TEXT PROVIDED:
◇ ◇ ◇ ◇
When you attach to a running process with gdb, it stops the process. You can then set breakpoints, print data structures and variables, et cetera. We have a mission, though, and that is to try to look at what happens when the MEMORY engine causes Handler_read_rnd_next to be incremented. In order to find any of this, it's important to remember that the MEMORY was historically called HEAP, and it retains that name in the server source code. Let's see what we can find out about Handler_read_rnd_next:

$ pwd
/home/kolbe/dev/src/mariadb-5.2.4
$ grep -r Handler_read_rnd_next * | grep -v mysql-test
sql/mysqld.cc:  {"Handler_read_rnd_next",    (char*) offsetof(STATUS_VAR, ha_read_rnd_next_count), SHOW_LONG_STATUS},

I eliminated results that match "mysql-test" because there are lots of tests that look at the value of Handler_read_rnd_next and those are of no interest to us. We see that Handler_read_rnd_next only shows up once in the entire source tree, and that it appears to act as a more human-friendly alias for a lower-level status counter called ha_read_rnd_next_count.

The various storage engines are implemented by way of code that lies in their respective subdirectory of the storage subdirectory of the source tree. We are interested only in the MEMORY engine here, which is called "heap" internally (and historically). Let's look for ha_read_rnd_next_count, but confine our search to the storage/heap directory. I'll use some options to grep to get some context around any matches.

$ grep -n -A 10 -B 10 ha_read_rnd_next_count storage/heap/*
storage/heap/ha_heap.cc-338-  return error;
storage/heap/ha_heap.cc-339-}
storage/heap/ha_heap.cc-340-
storage/heap/ha_heap.cc-341-int ha_heap::rnd_init(bool scan)
storage/heap/ha_heap.cc-342-{
storage/heap/ha_heap.cc-343-  return scan ? heap_scan_init(file) : 0;
storage/heap/ha_heap.cc-344-}
storage/heap/ha_heap.cc-345-
storage/heap/ha_heap.cc-346-int ha_heap::rnd_next(uchar *buf)
storage/heap/ha_heap.cc-347-{
storage/heap/ha_heap.cc:348:  ha_statistic_increment(&SSV::ha_read_rnd_next_count);
storage/heap/ha_heap.cc-349-  int error=heap_scan(file, buf);
storage/heap/ha_heap.cc-350-  table->status=error ? STATUS_NOT_FOUND: 0;
storage/heap/ha_heap.cc-351-  return error;
storage/heap/ha_heap.cc-352-}
storage/heap/ha_heap.cc-353-
storage/heap/ha_heap.cc-354-int ha_heap::rnd_pos(uchar * buf, uchar *pos)
◇ ◇ ◇ ◇
GIVEN DATA:

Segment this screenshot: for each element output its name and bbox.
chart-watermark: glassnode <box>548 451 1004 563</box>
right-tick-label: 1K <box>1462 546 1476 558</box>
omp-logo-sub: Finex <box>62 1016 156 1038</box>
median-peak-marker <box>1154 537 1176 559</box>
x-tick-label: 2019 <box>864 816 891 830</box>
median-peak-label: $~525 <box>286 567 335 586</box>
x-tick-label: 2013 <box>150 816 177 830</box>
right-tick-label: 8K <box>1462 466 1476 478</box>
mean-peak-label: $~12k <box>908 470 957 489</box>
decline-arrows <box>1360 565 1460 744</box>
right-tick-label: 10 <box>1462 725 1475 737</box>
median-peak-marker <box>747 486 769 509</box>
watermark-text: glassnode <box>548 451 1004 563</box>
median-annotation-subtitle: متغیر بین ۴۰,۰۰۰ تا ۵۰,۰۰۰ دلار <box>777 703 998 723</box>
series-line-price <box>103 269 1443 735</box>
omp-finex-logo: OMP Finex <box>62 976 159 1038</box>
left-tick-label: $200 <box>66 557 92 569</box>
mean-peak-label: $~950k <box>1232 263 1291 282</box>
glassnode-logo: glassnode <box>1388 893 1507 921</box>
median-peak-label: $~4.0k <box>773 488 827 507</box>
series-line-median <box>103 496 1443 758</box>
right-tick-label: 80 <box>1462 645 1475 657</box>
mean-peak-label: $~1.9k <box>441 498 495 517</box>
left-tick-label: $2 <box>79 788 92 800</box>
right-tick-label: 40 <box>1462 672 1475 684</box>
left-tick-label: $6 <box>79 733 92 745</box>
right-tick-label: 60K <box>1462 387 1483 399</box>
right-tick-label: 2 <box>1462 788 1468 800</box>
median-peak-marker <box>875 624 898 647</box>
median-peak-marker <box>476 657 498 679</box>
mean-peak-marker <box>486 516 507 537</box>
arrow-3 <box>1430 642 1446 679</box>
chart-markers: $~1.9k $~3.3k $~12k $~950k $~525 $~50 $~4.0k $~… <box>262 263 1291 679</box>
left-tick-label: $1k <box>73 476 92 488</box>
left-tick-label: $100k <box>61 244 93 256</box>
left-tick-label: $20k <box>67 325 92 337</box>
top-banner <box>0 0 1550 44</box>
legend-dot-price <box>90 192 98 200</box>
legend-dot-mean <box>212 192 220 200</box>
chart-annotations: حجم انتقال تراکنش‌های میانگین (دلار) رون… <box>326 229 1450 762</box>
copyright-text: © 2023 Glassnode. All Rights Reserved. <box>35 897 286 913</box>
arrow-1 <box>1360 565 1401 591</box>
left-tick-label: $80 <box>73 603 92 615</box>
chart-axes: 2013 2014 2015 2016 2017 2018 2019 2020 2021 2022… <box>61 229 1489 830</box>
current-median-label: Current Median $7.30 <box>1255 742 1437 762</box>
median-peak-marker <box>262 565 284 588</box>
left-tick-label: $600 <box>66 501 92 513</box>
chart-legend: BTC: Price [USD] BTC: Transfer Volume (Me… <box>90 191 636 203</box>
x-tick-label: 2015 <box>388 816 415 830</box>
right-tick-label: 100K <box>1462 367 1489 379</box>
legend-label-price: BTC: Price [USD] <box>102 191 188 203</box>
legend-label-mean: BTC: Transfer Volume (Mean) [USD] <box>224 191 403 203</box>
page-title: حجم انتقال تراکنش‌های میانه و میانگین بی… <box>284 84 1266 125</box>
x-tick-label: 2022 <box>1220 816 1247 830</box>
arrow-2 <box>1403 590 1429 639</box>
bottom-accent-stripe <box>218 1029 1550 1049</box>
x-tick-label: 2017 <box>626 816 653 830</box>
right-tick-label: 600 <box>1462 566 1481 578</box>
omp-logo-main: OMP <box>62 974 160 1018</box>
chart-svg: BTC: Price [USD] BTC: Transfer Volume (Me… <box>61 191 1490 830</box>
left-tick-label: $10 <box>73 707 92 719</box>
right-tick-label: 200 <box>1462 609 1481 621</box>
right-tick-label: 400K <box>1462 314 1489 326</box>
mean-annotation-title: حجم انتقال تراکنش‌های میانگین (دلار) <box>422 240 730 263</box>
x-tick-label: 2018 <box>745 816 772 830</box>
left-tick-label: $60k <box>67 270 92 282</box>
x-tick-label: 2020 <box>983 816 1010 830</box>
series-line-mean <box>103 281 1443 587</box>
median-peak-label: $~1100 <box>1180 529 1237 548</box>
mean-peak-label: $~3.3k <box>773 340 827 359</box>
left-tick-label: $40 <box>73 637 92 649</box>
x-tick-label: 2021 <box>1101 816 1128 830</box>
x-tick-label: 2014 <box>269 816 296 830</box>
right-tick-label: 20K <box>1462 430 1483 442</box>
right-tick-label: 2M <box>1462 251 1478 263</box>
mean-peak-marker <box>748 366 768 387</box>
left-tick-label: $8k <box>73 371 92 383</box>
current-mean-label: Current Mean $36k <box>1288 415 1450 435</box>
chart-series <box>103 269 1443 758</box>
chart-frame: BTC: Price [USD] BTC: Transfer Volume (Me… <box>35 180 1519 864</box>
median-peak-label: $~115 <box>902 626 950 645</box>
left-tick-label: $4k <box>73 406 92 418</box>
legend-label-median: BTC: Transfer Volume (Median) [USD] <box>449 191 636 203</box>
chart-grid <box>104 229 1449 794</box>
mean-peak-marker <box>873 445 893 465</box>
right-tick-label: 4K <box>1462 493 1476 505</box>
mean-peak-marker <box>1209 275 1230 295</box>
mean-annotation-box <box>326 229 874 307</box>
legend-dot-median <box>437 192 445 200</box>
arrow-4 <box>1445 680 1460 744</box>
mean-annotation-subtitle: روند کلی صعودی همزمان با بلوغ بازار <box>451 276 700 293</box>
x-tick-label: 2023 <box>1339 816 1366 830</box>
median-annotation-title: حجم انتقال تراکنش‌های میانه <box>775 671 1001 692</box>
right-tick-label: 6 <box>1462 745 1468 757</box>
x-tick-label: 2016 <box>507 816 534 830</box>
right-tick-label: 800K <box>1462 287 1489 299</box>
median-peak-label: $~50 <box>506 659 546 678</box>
◇ ◇ ◇ ◇
THINGS TO DO:
a) List every shell command entered at a $ prompt in the Handler_read_rnd_next text.
b) Please retype everything from "I eliminated results" down to "counter called ha_read_rnd_next_count." in the Handler_read_rnd_next text.

RESULTS:
a)
pwd
grep -r Handler_read_rnd_next * | grep -v mysql-test
grep -n -A 10 -B 10 ha_read_rnd_next_count storage/heap/*

b)
I eliminated results that match "mysql-test" because there are lots of tests that look at the value of Handler_read_rnd_next and those are of no interest to us. We see that Handler_read_rnd_next only shows up once in the entire source tree, and that it appears to act as a more human-friendly alias for a lower-level status counter called ha_read_rnd_next_count.